= Given task =
Identify each line below that contains the word "data", and copy it out.

= Exercise input =
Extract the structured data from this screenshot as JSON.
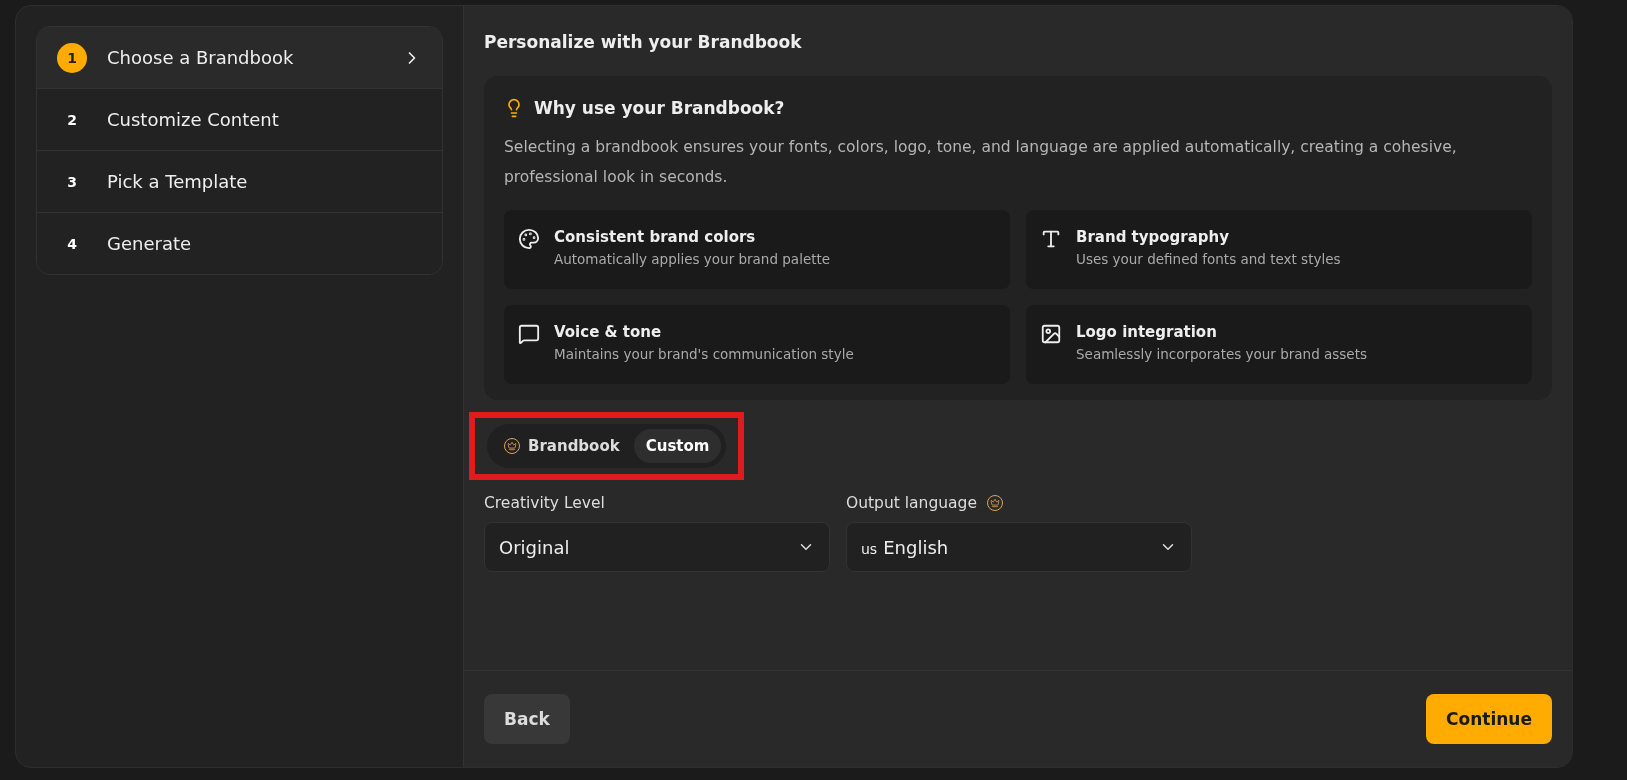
{
  "steps": [
    {
      "number": "1",
      "label": "Choose a Brandbook",
      "selected": true
    },
    {
      "number": "2",
      "label": "Customize Content",
      "selected": false
    },
    {
      "number": "3",
      "label": "Pick a Template",
      "selected": false
    },
    {
      "number": "4",
      "label": "Generate",
      "selected": false
    }
  ],
  "heading": "Personalize with your Brandbook",
  "info": {
    "title": "Why use your Brandbook?",
    "description": "Selecting a brandbook ensures your fonts, colors, logo, tone, and language are applied automatically, creating a cohesive, professional look in seconds.",
    "features": [
      {
        "kind": "palette",
        "title": "Consistent brand colors",
        "subtitle": "Automatically applies your brand palette"
      },
      {
        "kind": "type",
        "title": "Brand typography",
        "subtitle": "Uses your defined fonts and text styles"
      },
      {
        "kind": "chat",
        "title": "Voice & tone",
        "subtitle": "Maintains your brand's communication style"
      },
      {
        "kind": "image",
        "title": "Logo integration",
        "subtitle": "Seamlessly incorporates your brand assets"
      }
    ]
  },
  "mode_toggle": {
    "highlighted": true,
    "options": [
      {
        "label": "Brandbook",
        "premium": true,
        "selected": false
      },
      {
        "label": "Custom",
        "premium": false,
        "selected": true
      }
    ]
  },
  "fields": [
    {
      "label": "Creativity Level",
      "premium": false,
      "value": "Original"
    },
    {
      "label": "Output language",
      "premium": true,
      "flag": "us",
      "value": "English"
    }
  ],
  "buttons": {
    "back": "Back",
    "continue": "Continue"
  }
}
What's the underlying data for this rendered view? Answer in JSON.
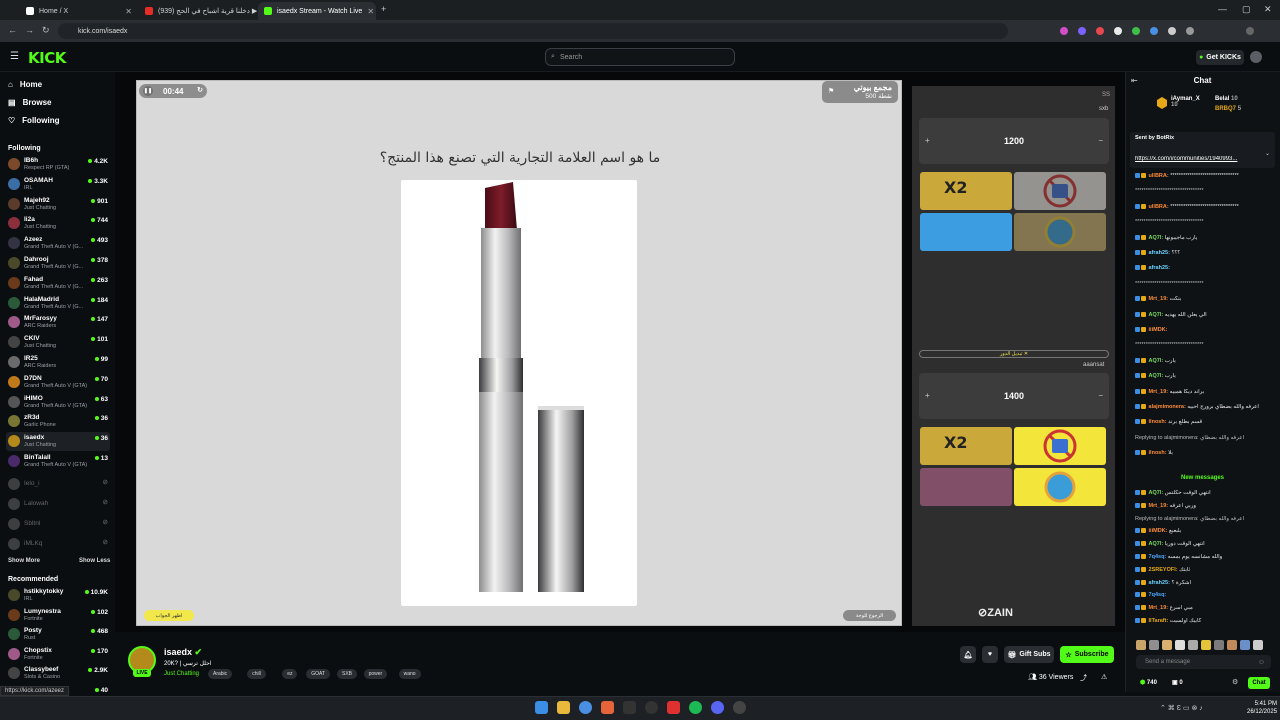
{
  "browser": {
    "tabs": [
      {
        "label": "Home / X"
      },
      {
        "label": "(939) دخلنا قرية اشباح في الحج ▶"
      },
      {
        "label": "isaedx Stream - Watch Live"
      }
    ],
    "url": "kick.com/isaedx"
  },
  "header": {
    "logo": "KICK",
    "search_placeholder": "Search",
    "get_kicks": "Get KICKs"
  },
  "sidebar": {
    "nav": [
      {
        "label": "Home"
      },
      {
        "label": "Browse"
      },
      {
        "label": "Following"
      }
    ],
    "following_title": "Following",
    "following": [
      {
        "name": "IB6h",
        "category": "Respect RP (GTA)",
        "viewers": "4.2K"
      },
      {
        "name": "OSAMAH",
        "category": "IRL",
        "viewers": "3.3K"
      },
      {
        "name": "Majeh92",
        "category": "Just Chatting",
        "viewers": "901"
      },
      {
        "name": "li2a",
        "category": "Just Chatting",
        "viewers": "744"
      },
      {
        "name": "Azeez",
        "category": "Grand Theft Auto V (G...",
        "viewers": "493"
      },
      {
        "name": "Dahrooj",
        "category": "Grand Theft Auto V (G...",
        "viewers": "378"
      },
      {
        "name": "Fahad",
        "category": "Grand Theft Auto V (G...",
        "viewers": "263"
      },
      {
        "name": "HalaMadrid",
        "category": "Grand Theft Auto V (G...",
        "viewers": "184"
      },
      {
        "name": "MrFarosyy",
        "category": "ARC Raiders",
        "viewers": "147"
      },
      {
        "name": "CKIV",
        "category": "Just Chatting",
        "viewers": "101"
      },
      {
        "name": "lR25",
        "category": "ARC Raiders",
        "viewers": "99"
      },
      {
        "name": "D7DN",
        "category": "Grand Theft Auto V (GTA)",
        "viewers": "70"
      },
      {
        "name": "iHIMO",
        "category": "Grand Theft Auto V (GTA)",
        "viewers": "63"
      },
      {
        "name": "zR3d",
        "category": "Garlic Phone",
        "viewers": "36"
      },
      {
        "name": "isaedx",
        "category": "Just Chatting",
        "viewers": "36"
      },
      {
        "name": "BinTalall",
        "category": "Grand Theft Auto V (GTA)",
        "viewers": "13"
      }
    ],
    "offline": [
      {
        "name": "Ielo_i"
      },
      {
        "name": "Lalowah"
      },
      {
        "name": "Sbltnl"
      },
      {
        "name": "iMLKq"
      }
    ],
    "show_more": "Show More",
    "show_less": "Show Less",
    "recommended_title": "Recommended",
    "recommended": [
      {
        "name": "hstikkytokky",
        "category": "IRL",
        "viewers": "10.9K"
      },
      {
        "name": "Lumynestra",
        "category": "Fortnite",
        "viewers": "102"
      },
      {
        "name": "Posty",
        "category": "Rust",
        "viewers": "468"
      },
      {
        "name": "Chopstix",
        "category": "Fortnite",
        "viewers": "170"
      },
      {
        "name": "Classybeef",
        "category": "Slots & Casino",
        "viewers": "2.9K"
      },
      {
        "name": "",
        "category": "",
        "viewers": "40"
      }
    ]
  },
  "stage": {
    "timer": "00:44",
    "badge_title": "مجمع بيوتي",
    "badge_points": "500 نقطة",
    "question": "ما هو اسم العلامة التجارية التي تصنع هذا المنتج؟",
    "left_button": "اظهر الجواب",
    "right_button": "الرجوع للوحة"
  },
  "quiz_panel": {
    "team1": {
      "label": "sxb",
      "score": "1200",
      "tag": "SS"
    },
    "team2": {
      "label": "aaansat",
      "score": "1400"
    },
    "change_turn": "تبديل الدور ✕",
    "x2_label": "X2",
    "zain": "ZAIN"
  },
  "stream": {
    "name": "isaedx",
    "title": "20K? | احلل ترسي",
    "category": "Just Chatting",
    "tags": [
      "Arabic",
      "chill",
      "ez",
      "GOAT",
      "SXB",
      "power",
      "wano"
    ],
    "gift_subs": "Gift Subs",
    "subscribe": "Subscribe",
    "viewers": "36 Viewers"
  },
  "chat": {
    "title": "Chat",
    "leaders": [
      {
        "name": "iAyman_X",
        "count": "10"
      },
      {
        "name": "Belal",
        "count": "10"
      },
      {
        "name": "BRBQ7",
        "count": "5"
      }
    ],
    "pinned_by": "Sent by BotRix",
    "pinned_text": "https://x.com/i/communities/1940993...",
    "messages": [
      {
        "user": "ullBRA:",
        "text": "********************************"
      },
      {
        "user": "",
        "text": "********************************"
      },
      {
        "user": "ullBRA:",
        "text": "********************************"
      },
      {
        "user": "",
        "text": "********************************"
      },
      {
        "user": "AQ7l:",
        "text": "يارب ماجيبونها"
      },
      {
        "user": "afrah25:",
        "text": "؟؟؟"
      },
      {
        "user": "afrah25:",
        "text": ""
      },
      {
        "user": "",
        "text": "********************************"
      },
      {
        "user": "Mrt_19:",
        "text": "بنكت"
      },
      {
        "user": "AQ7l:",
        "text": "الي يعلن الله يهديه"
      },
      {
        "user": "iiiMDK:",
        "text": ""
      },
      {
        "user": "",
        "text": "********************************"
      },
      {
        "user": "AQ7l:",
        "text": "يارب"
      },
      {
        "user": "AQ7l:",
        "text": "يارب"
      },
      {
        "user": "Mrt_19:",
        "text": "براند ديكا همبيه"
      },
      {
        "user": "alajmimonera:",
        "text": "اعرفه والله بضطاي برورج احبيه"
      },
      {
        "user": "ilnosh:",
        "text": "قسم بطلع برند"
      },
      {
        "user": "",
        "text": "Replying to alajmimonera: اعرفه والله بضطاي"
      },
      {
        "user": "ilnosh:",
        "text": "بلا"
      }
    ],
    "new_messages": "New messages",
    "messages2": [
      {
        "user": "AQ7l:",
        "text": "انتهي الوقت حكلتس"
      },
      {
        "user": "Mrt_19:",
        "text": "وربي اعرفه"
      },
      {
        "user": "",
        "text": "Replying to alajmimonera: اعرفه والله بضطاي"
      },
      {
        "user": "iiiMDK:",
        "text": "بلبعبع"
      },
      {
        "user": "AQ7l:",
        "text": "انتهي الوقت دوريا"
      },
      {
        "user": "7q4sq:",
        "text": "والله مشانسه يوم بمسه"
      },
      {
        "user": "2SREYOFI:",
        "text": "ثابتك"
      },
      {
        "user": "afrah25:",
        "text": "اشكرة ؟"
      },
      {
        "user": "7q4sq:",
        "text": ""
      },
      {
        "user": "Mrt_19:",
        "text": "مبي اسرع"
      },
      {
        "user": "IITaraft:",
        "text": "كابيك اولسيت"
      }
    ],
    "send_placeholder": "Send a message",
    "points": "740",
    "other_count": "0",
    "chat_button": "Chat"
  },
  "status_url": "https://kick.com/azeez",
  "clock": {
    "time": "5:41 PM",
    "date": "26/12/2025"
  },
  "colors": {
    "accent": "#53fc18",
    "background": "#0b0e11"
  }
}
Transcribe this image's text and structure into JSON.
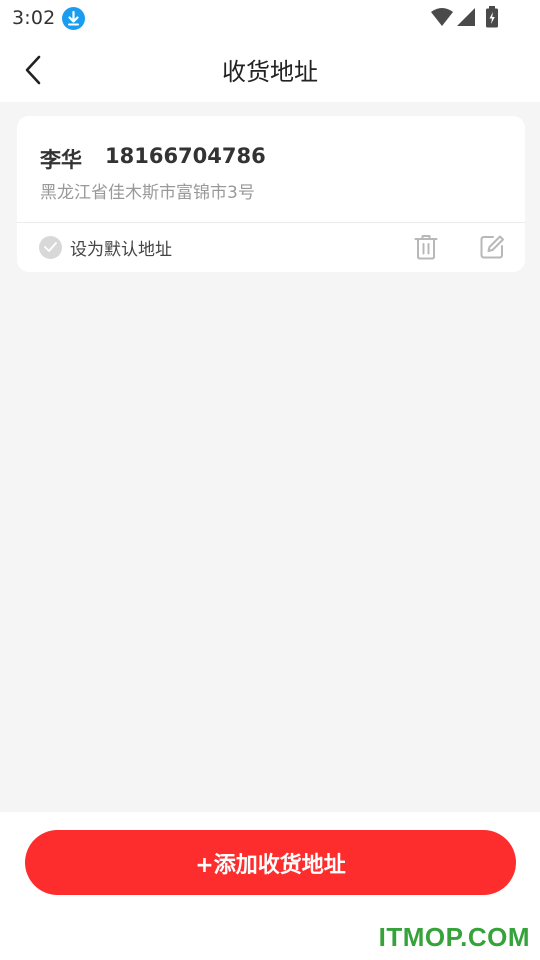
{
  "status_bar": {
    "time": "3:02",
    "icons": [
      "download-icon",
      "wifi-icon",
      "signal-icon",
      "battery-icon"
    ]
  },
  "header": {
    "back_icon": "chevron-left-icon",
    "title": "收货地址"
  },
  "addresses": [
    {
      "name": "李华",
      "phone": "18166704786",
      "address": "黑龙江省佳木斯市富锦市3号",
      "default_label": "设为默认地址",
      "is_default": false,
      "actions": [
        "trash-icon",
        "edit-icon"
      ]
    }
  ],
  "footer": {
    "add_button_label": "+添加收货地址"
  },
  "watermark": "ITMOP.COM",
  "colors": {
    "accent": "#fd2d2d",
    "background": "#f5f5f5",
    "download_badge": "#1a9df0",
    "watermark": "#35a23a"
  }
}
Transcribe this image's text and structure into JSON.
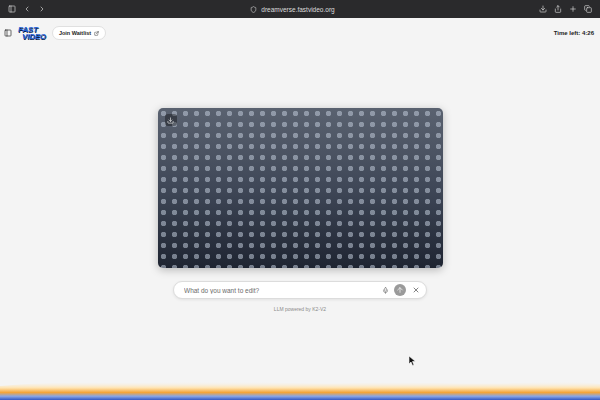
{
  "browser": {
    "url": "dreamverse.fastvideo.org"
  },
  "header": {
    "logo": [
      "FAST",
      "VIDEO"
    ],
    "waitlist_button": "Join Waitlist",
    "timer": "Time left: 4:26"
  },
  "prompt": {
    "placeholder": "What do you want to edit?"
  },
  "footer": {
    "credit": "LLM powered by K2-V2"
  }
}
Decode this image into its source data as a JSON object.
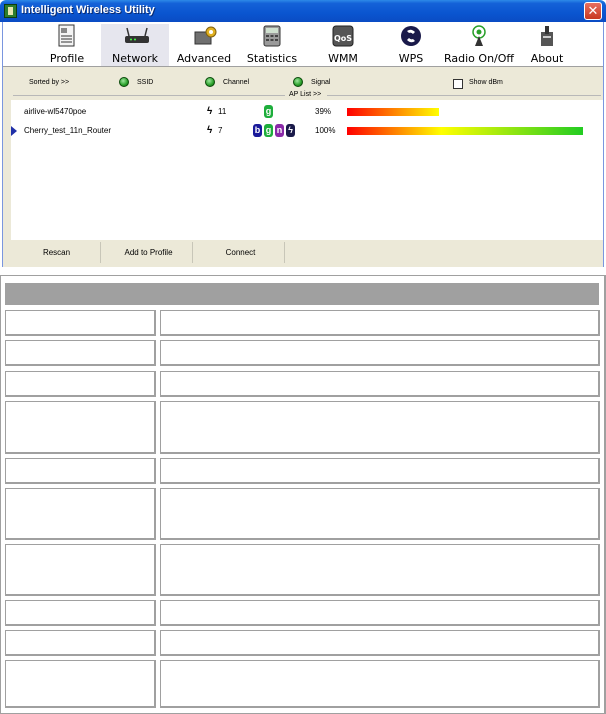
{
  "window": {
    "title": "Intelligent Wireless Utility",
    "close_glyph": "✕"
  },
  "toolbar": {
    "items": [
      {
        "label": "Profile",
        "icon": "profile-icon"
      },
      {
        "label": "Network",
        "icon": "network-icon",
        "active": true
      },
      {
        "label": "Advanced",
        "icon": "advanced-icon"
      },
      {
        "label": "Statistics",
        "icon": "statistics-icon"
      },
      {
        "label": "WMM",
        "icon": "wmm-icon"
      },
      {
        "label": "WPS",
        "icon": "wps-icon"
      },
      {
        "label": "Radio On/Off",
        "icon": "radio-icon"
      },
      {
        "label": "About",
        "icon": "about-icon"
      }
    ]
  },
  "sortbar": {
    "label": "Sorted by >>",
    "options": [
      "SSID",
      "Channel",
      "Signal"
    ],
    "show_dbm_label": "Show dBm",
    "ap_list_label": "AP List >>"
  },
  "ap_list": [
    {
      "ssid": "airlive-wl5470poe",
      "channel": "11",
      "modes": [
        "g"
      ],
      "signal": "39%",
      "signal_value": 0.39,
      "selected": false
    },
    {
      "ssid": "Cherry_test_11n_Router",
      "channel": "7",
      "modes": [
        "b",
        "g",
        "n",
        "wps"
      ],
      "signal": "100%",
      "signal_value": 1.0,
      "selected": true
    }
  ],
  "buttons": {
    "rescan": "Rescan",
    "add_to_profile": "Add to Profile",
    "connect": "Connect"
  },
  "colors": {
    "mode_b": "#1a1a9a",
    "mode_g": "#1eae3c",
    "mode_n": "#8a2aa8",
    "mode_wps": "#1a1a4a",
    "signal_low": "#ff0000",
    "signal_mid": "#ffff00",
    "signal_high": "#22cc22"
  }
}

= Completed exercise =
Extract the structured data from this screenshot as JSON.
What's the underlying data for this rendered view? Answer in JSON.
Decode this image into its source data as a JSON object.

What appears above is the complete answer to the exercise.